§ GOAL
Write out the entries below once more, exactly, with the pictures left out.

§ DATA FOR THIS EXERCISE
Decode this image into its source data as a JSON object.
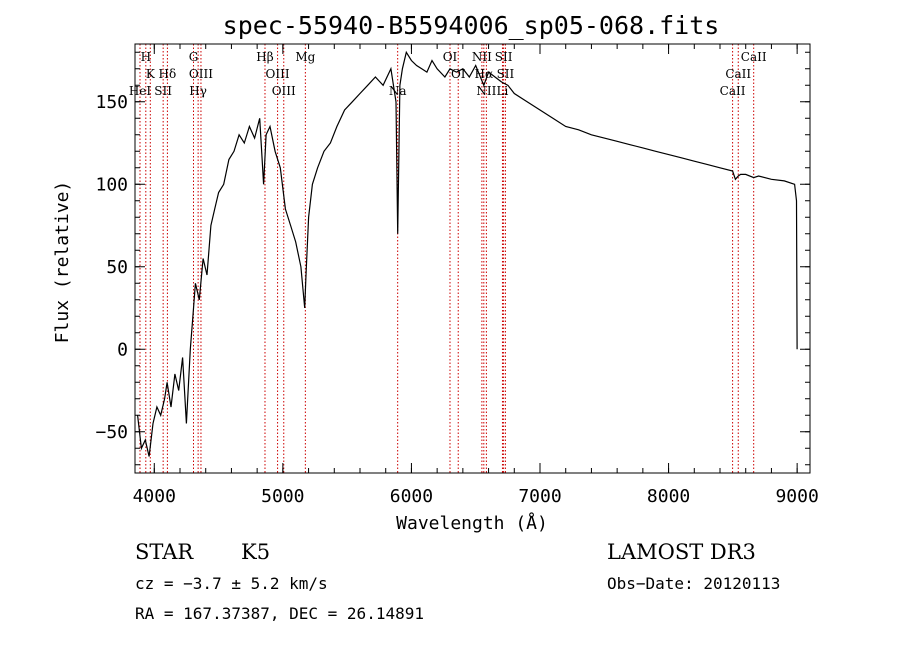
{
  "chart_data": {
    "type": "line",
    "title": "spec-55940-B5594006_sp05-068.fits",
    "xlabel": "Wavelength (Å)",
    "ylabel": "Flux (relative)",
    "xlim": [
      3850,
      9100
    ],
    "ylim": [
      -75,
      185
    ],
    "xticks": [
      4000,
      5000,
      6000,
      7000,
      8000,
      9000
    ],
    "yticks": [
      -50,
      0,
      50,
      100,
      150
    ],
    "series": [
      {
        "name": "flux",
        "x": [
          3870,
          3900,
          3930,
          3960,
          3990,
          4020,
          4050,
          4080,
          4100,
          4130,
          4160,
          4190,
          4220,
          4250,
          4280,
          4300,
          4320,
          4350,
          4380,
          4410,
          4440,
          4470,
          4500,
          4540,
          4580,
          4620,
          4660,
          4700,
          4740,
          4780,
          4820,
          4850,
          4870,
          4900,
          4940,
          4980,
          5020,
          5060,
          5100,
          5140,
          5170,
          5180,
          5200,
          5230,
          5270,
          5320,
          5370,
          5420,
          5480,
          5540,
          5600,
          5660,
          5720,
          5780,
          5840,
          5880,
          5893,
          5910,
          5930,
          5960,
          6000,
          6040,
          6080,
          6120,
          6160,
          6200,
          6260,
          6300,
          6350,
          6400,
          6450,
          6500,
          6563,
          6600,
          6650,
          6700,
          6750,
          6800,
          6900,
          7000,
          7100,
          7200,
          7300,
          7400,
          7500,
          7600,
          7700,
          7800,
          7900,
          8000,
          8100,
          8200,
          8300,
          8400,
          8498,
          8520,
          8542,
          8560,
          8600,
          8662,
          8700,
          8800,
          8900,
          8980,
          8995,
          9000
        ],
        "y": [
          -40,
          -60,
          -55,
          -65,
          -45,
          -35,
          -40,
          -30,
          -20,
          -35,
          -15,
          -25,
          -5,
          -45,
          0,
          20,
          40,
          30,
          55,
          45,
          75,
          85,
          95,
          100,
          115,
          120,
          130,
          125,
          135,
          128,
          140,
          100,
          130,
          135,
          120,
          110,
          85,
          75,
          65,
          50,
          25,
          45,
          80,
          100,
          110,
          120,
          125,
          135,
          145,
          150,
          155,
          160,
          165,
          160,
          170,
          150,
          70,
          160,
          170,
          180,
          175,
          172,
          170,
          168,
          175,
          170,
          165,
          170,
          168,
          170,
          165,
          172,
          160,
          168,
          165,
          162,
          160,
          155,
          150,
          145,
          140,
          135,
          133,
          130,
          128,
          126,
          124,
          122,
          120,
          118,
          116,
          114,
          112,
          110,
          108,
          103,
          105,
          106,
          106,
          104,
          105,
          103,
          102,
          100,
          90,
          0
        ]
      }
    ],
    "spectral_lines": [
      {
        "label": "H",
        "wavelength": 3934,
        "row": 0
      },
      {
        "label": "K",
        "wavelength": 3969,
        "row": 1
      },
      {
        "label": "HeI",
        "wavelength": 3889,
        "row": 2
      },
      {
        "label": "SII",
        "wavelength": 4069,
        "row": 2
      },
      {
        "label": "Hδ",
        "wavelength": 4102,
        "row": 1
      },
      {
        "label": "G",
        "wavelength": 4305,
        "row": 0
      },
      {
        "label": "OIII",
        "wavelength": 4363,
        "row": 1
      },
      {
        "label": "Hγ",
        "wavelength": 4341,
        "row": 2
      },
      {
        "label": "Hβ",
        "wavelength": 4861,
        "row": 0
      },
      {
        "label": "OIII",
        "wavelength": 4959,
        "row": 1
      },
      {
        "label": "OIII",
        "wavelength": 5007,
        "row": 2
      },
      {
        "label": "Mg",
        "wavelength": 5175,
        "row": 0
      },
      {
        "label": "Na",
        "wavelength": 5893,
        "row": 2
      },
      {
        "label": "OI",
        "wavelength": 6300,
        "row": 0
      },
      {
        "label": "OI",
        "wavelength": 6364,
        "row": 1
      },
      {
        "label": "NII",
        "wavelength": 6548,
        "row": 0
      },
      {
        "label": "Hα",
        "wavelength": 6563,
        "row": 1
      },
      {
        "label": "NII",
        "wavelength": 6583,
        "row": 2
      },
      {
        "label": "SII",
        "wavelength": 6717,
        "row": 0
      },
      {
        "label": "SII",
        "wavelength": 6731,
        "row": 1
      },
      {
        "label": "Li",
        "wavelength": 6708,
        "row": 2
      },
      {
        "label": "CaII",
        "wavelength": 8662,
        "row": 0
      },
      {
        "label": "CaII",
        "wavelength": 8542,
        "row": 1
      },
      {
        "label": "CaII",
        "wavelength": 8498,
        "row": 2
      }
    ]
  },
  "info": {
    "class_label": "STAR",
    "subclass": "K5",
    "survey": "LAMOST DR3",
    "cz": "cz = −3.7 ± 5.2 km/s",
    "obs_date": "Obs−Date: 20120113",
    "coords": "RA = 167.37387, DEC =  26.14891"
  },
  "colors": {
    "spectrum": "#000000",
    "marker_line": "#cc0000",
    "axis": "#000000"
  }
}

§ CORRECT OUTPUT
Decode this image into its source data as a JSON object.
{
  "chart_data": {
    "type": "line",
    "title": "spec-55940-B5594006_sp05-068.fits",
    "xlabel": "Wavelength (Å)",
    "ylabel": "Flux (relative)",
    "xlim": [
      3850,
      9100
    ],
    "ylim": [
      -75,
      185
    ],
    "xticks": [
      4000,
      5000,
      6000,
      7000,
      8000,
      9000
    ],
    "yticks": [
      -50,
      0,
      50,
      100,
      150
    ],
    "series": [
      {
        "name": "flux",
        "x": [
          3870,
          3900,
          3930,
          3960,
          3990,
          4020,
          4050,
          4080,
          4100,
          4130,
          4160,
          4190,
          4220,
          4250,
          4280,
          4300,
          4320,
          4350,
          4380,
          4410,
          4440,
          4470,
          4500,
          4540,
          4580,
          4620,
          4660,
          4700,
          4740,
          4780,
          4820,
          4850,
          4870,
          4900,
          4940,
          4980,
          5020,
          5060,
          5100,
          5140,
          5170,
          5180,
          5200,
          5230,
          5270,
          5320,
          5370,
          5420,
          5480,
          5540,
          5600,
          5660,
          5720,
          5780,
          5840,
          5880,
          5893,
          5910,
          5930,
          5960,
          6000,
          6040,
          6080,
          6120,
          6160,
          6200,
          6260,
          6300,
          6350,
          6400,
          6450,
          6500,
          6563,
          6600,
          6650,
          6700,
          6750,
          6800,
          6900,
          7000,
          7100,
          7200,
          7300,
          7400,
          7500,
          7600,
          7700,
          7800,
          7900,
          8000,
          8100,
          8200,
          8300,
          8400,
          8498,
          8520,
          8542,
          8560,
          8600,
          8662,
          8700,
          8800,
          8900,
          8980,
          8995,
          9000
        ],
        "y": [
          -40,
          -60,
          -55,
          -65,
          -45,
          -35,
          -40,
          -30,
          -20,
          -35,
          -15,
          -25,
          -5,
          -45,
          0,
          20,
          40,
          30,
          55,
          45,
          75,
          85,
          95,
          100,
          115,
          120,
          130,
          125,
          135,
          128,
          140,
          100,
          130,
          135,
          120,
          110,
          85,
          75,
          65,
          50,
          25,
          45,
          80,
          100,
          110,
          120,
          125,
          135,
          145,
          150,
          155,
          160,
          165,
          160,
          170,
          150,
          70,
          160,
          170,
          180,
          175,
          172,
          170,
          168,
          175,
          170,
          165,
          170,
          168,
          170,
          165,
          172,
          160,
          168,
          165,
          162,
          160,
          155,
          150,
          145,
          140,
          135,
          133,
          130,
          128,
          126,
          124,
          122,
          120,
          118,
          116,
          114,
          112,
          110,
          108,
          103,
          105,
          106,
          106,
          104,
          105,
          103,
          102,
          100,
          90,
          0
        ]
      }
    ],
    "spectral_lines": [
      {
        "label": "H",
        "wavelength": 3934,
        "row": 0
      },
      {
        "label": "K",
        "wavelength": 3969,
        "row": 1
      },
      {
        "label": "HeI",
        "wavelength": 3889,
        "row": 2
      },
      {
        "label": "SII",
        "wavelength": 4069,
        "row": 2
      },
      {
        "label": "Hδ",
        "wavelength": 4102,
        "row": 1
      },
      {
        "label": "G",
        "wavelength": 4305,
        "row": 0
      },
      {
        "label": "OIII",
        "wavelength": 4363,
        "row": 1
      },
      {
        "label": "Hγ",
        "wavelength": 4341,
        "row": 2
      },
      {
        "label": "Hβ",
        "wavelength": 4861,
        "row": 0
      },
      {
        "label": "OIII",
        "wavelength": 4959,
        "row": 1
      },
      {
        "label": "OIII",
        "wavelength": 5007,
        "row": 2
      },
      {
        "label": "Mg",
        "wavelength": 5175,
        "row": 0
      },
      {
        "label": "Na",
        "wavelength": 5893,
        "row": 2
      },
      {
        "label": "OI",
        "wavelength": 6300,
        "row": 0
      },
      {
        "label": "OI",
        "wavelength": 6364,
        "row": 1
      },
      {
        "label": "NII",
        "wavelength": 6548,
        "row": 0
      },
      {
        "label": "Hα",
        "wavelength": 6563,
        "row": 1
      },
      {
        "label": "NII",
        "wavelength": 6583,
        "row": 2
      },
      {
        "label": "SII",
        "wavelength": 6717,
        "row": 0
      },
      {
        "label": "SII",
        "wavelength": 6731,
        "row": 1
      },
      {
        "label": "Li",
        "wavelength": 6708,
        "row": 2
      },
      {
        "label": "CaII",
        "wavelength": 8662,
        "row": 0
      },
      {
        "label": "CaII",
        "wavelength": 8542,
        "row": 1
      },
      {
        "label": "CaII",
        "wavelength": 8498,
        "row": 2
      }
    ]
  },
  "info": {
    "class_label": "STAR",
    "subclass": "K5",
    "survey": "LAMOST DR3",
    "cz": "cz = −3.7 ± 5.2 km/s",
    "obs_date": "Obs−Date: 20120113",
    "coords": "RA = 167.37387, DEC =  26.14891"
  },
  "colors": {
    "spectrum": "#000000",
    "marker_line": "#cc0000",
    "axis": "#000000"
  }
}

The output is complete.